EXCERPTED RECORDS:
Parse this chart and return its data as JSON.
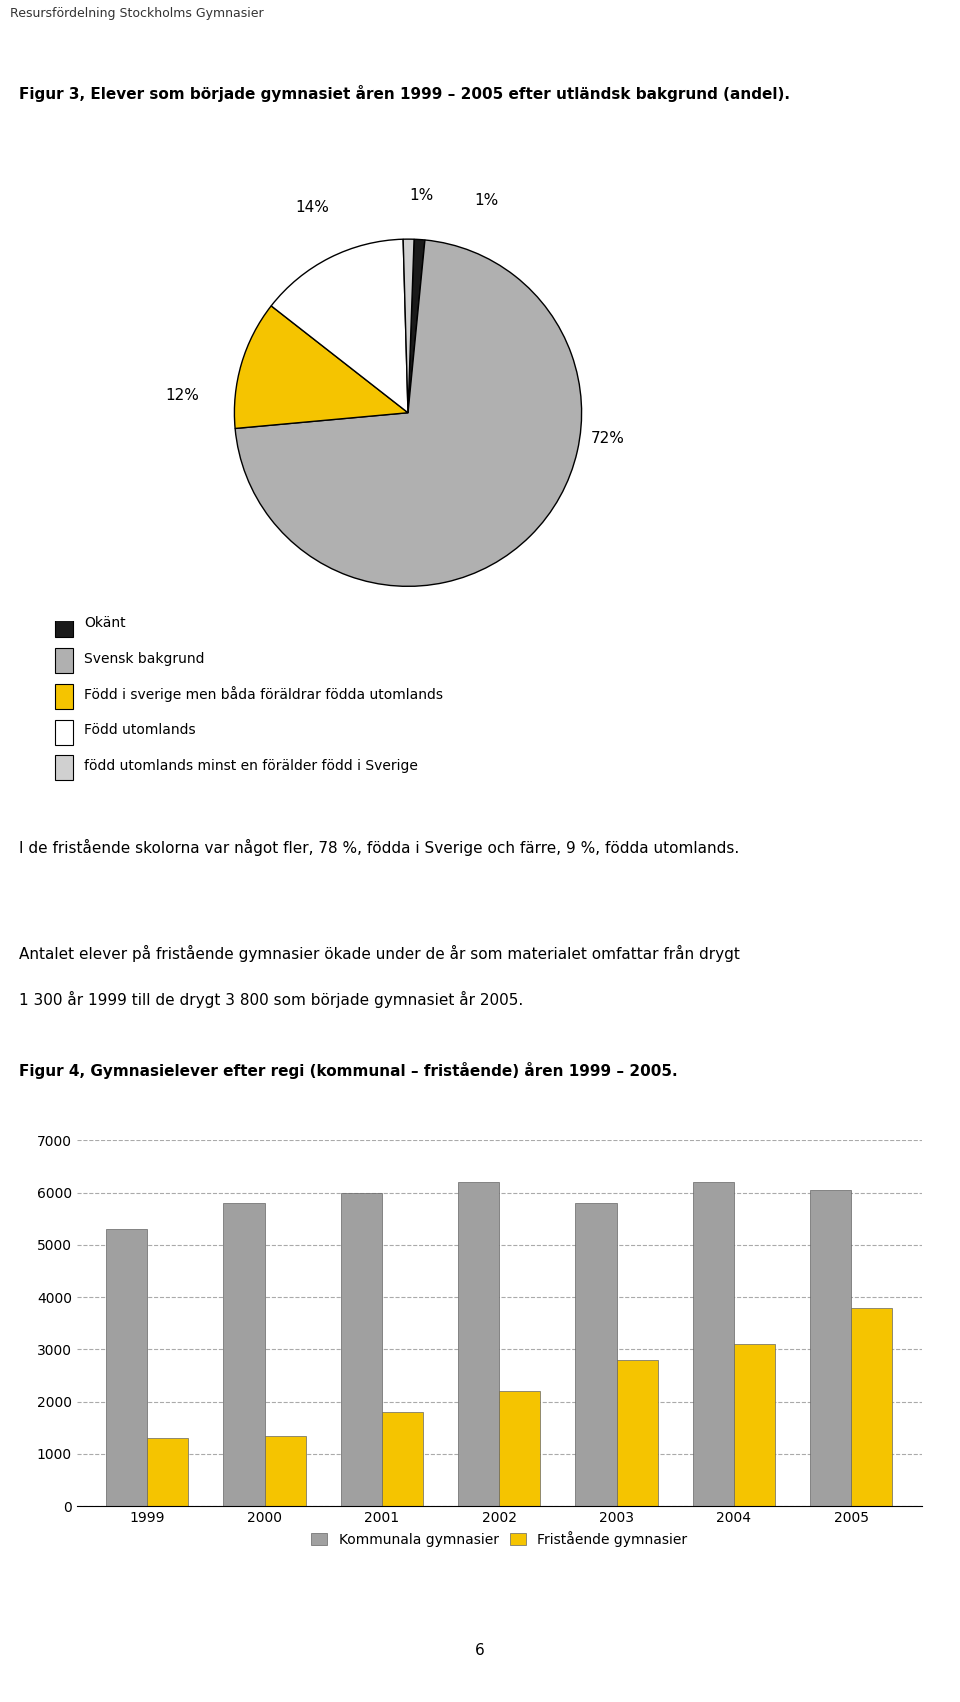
{
  "header_text": "Resursfördelning Stockholms Gymnasier",
  "fig3_title": "Figur 3, Elever som började gymnasiet åren 1999 – 2005 efter utländsk bakgrund (andel).",
  "pie_values": [
    1,
    72,
    12,
    14,
    1
  ],
  "pie_labels": [
    "1%",
    "72%",
    "12%",
    "14%",
    "1%"
  ],
  "pie_colors": [
    "#1a1a1a",
    "#b0b0b0",
    "#f5c400",
    "#ffffff",
    "#d0d0d0"
  ],
  "pie_edge_color": "#000000",
  "pie_startangle": 88,
  "legend_labels": [
    "Okänt",
    "Svensk bakgrund",
    "Född i sverige men båda föräldrar födda utomlands",
    "Född utomlands",
    "född utomlands minst en förälder född i Sverige"
  ],
  "legend_colors": [
    "#1a1a1a",
    "#b0b0b0",
    "#f5c400",
    "#ffffff",
    "#d0d0d0"
  ],
  "text1": "I de fristående skolorna var något fler, 78 %, födda i Sverige och färre, 9 %, födda utomlands.",
  "text2_line1": "Antalet elever på fristående gymnasier ökade under de år som materialet omfattar från drygt",
  "text2_line2": "1 300 år 1999 till de drygt 3 800 som började gymnasiet år 2005.",
  "fig4_title": "Figur 4, Gymnasielever efter regi (kommunal – fristående) åren 1999 – 2005.",
  "bar_years": [
    "1999",
    "2000",
    "2001",
    "2002",
    "2003",
    "2004",
    "2005"
  ],
  "bar_kommunal": [
    5300,
    5800,
    6000,
    6200,
    5800,
    6200,
    6050
  ],
  "bar_fristående": [
    1300,
    1350,
    1800,
    2200,
    2800,
    3100,
    3800
  ],
  "bar_color_kommunal": "#a0a0a0",
  "bar_color_fristående": "#f5c400",
  "bar_ylim": [
    0,
    7000
  ],
  "bar_yticks": [
    0,
    1000,
    2000,
    3000,
    4000,
    5000,
    6000,
    7000
  ],
  "legend_bar_labels": [
    "Kommunala gymnasier",
    "Fristående gymnasier"
  ],
  "page_number": "6",
  "background_color": "#ffffff",
  "header_line_color": "#d4c98a"
}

WRITTEN REQUEST:
Every entry above is to be set down exactly; the pictures are to be left out.

ANSWER TO THE TASK:
Parse this chart and return its data as JSON.
{
  "header_text": "Resursfördelning Stockholms Gymnasier",
  "fig3_title": "Figur 3, Elever som började gymnasiet åren 1999 – 2005 efter utländsk bakgrund (andel).",
  "pie_values": [
    1,
    72,
    12,
    14,
    1
  ],
  "pie_labels": [
    "1%",
    "72%",
    "12%",
    "14%",
    "1%"
  ],
  "pie_colors": [
    "#1a1a1a",
    "#b0b0b0",
    "#f5c400",
    "#ffffff",
    "#d0d0d0"
  ],
  "pie_edge_color": "#000000",
  "pie_startangle": 88,
  "legend_labels": [
    "Okänt",
    "Svensk bakgrund",
    "Född i sverige men båda föräldrar födda utomlands",
    "Född utomlands",
    "född utomlands minst en förälder född i Sverige"
  ],
  "legend_colors": [
    "#1a1a1a",
    "#b0b0b0",
    "#f5c400",
    "#ffffff",
    "#d0d0d0"
  ],
  "text1": "I de fristående skolorna var något fler, 78 %, födda i Sverige och färre, 9 %, födda utomlands.",
  "text2_line1": "Antalet elever på fristående gymnasier ökade under de år som materialet omfattar från drygt",
  "text2_line2": "1 300 år 1999 till de drygt 3 800 som började gymnasiet år 2005.",
  "fig4_title": "Figur 4, Gymnasielever efter regi (kommunal – fristående) åren 1999 – 2005.",
  "bar_years": [
    "1999",
    "2000",
    "2001",
    "2002",
    "2003",
    "2004",
    "2005"
  ],
  "bar_kommunal": [
    5300,
    5800,
    6000,
    6200,
    5800,
    6200,
    6050
  ],
  "bar_fristående": [
    1300,
    1350,
    1800,
    2200,
    2800,
    3100,
    3800
  ],
  "bar_color_kommunal": "#a0a0a0",
  "bar_color_fristående": "#f5c400",
  "bar_ylim": [
    0,
    7000
  ],
  "bar_yticks": [
    0,
    1000,
    2000,
    3000,
    4000,
    5000,
    6000,
    7000
  ],
  "legend_bar_labels": [
    "Kommunala gymnasier",
    "Fristående gymnasier"
  ],
  "page_number": "6",
  "background_color": "#ffffff",
  "header_line_color": "#d4c98a"
}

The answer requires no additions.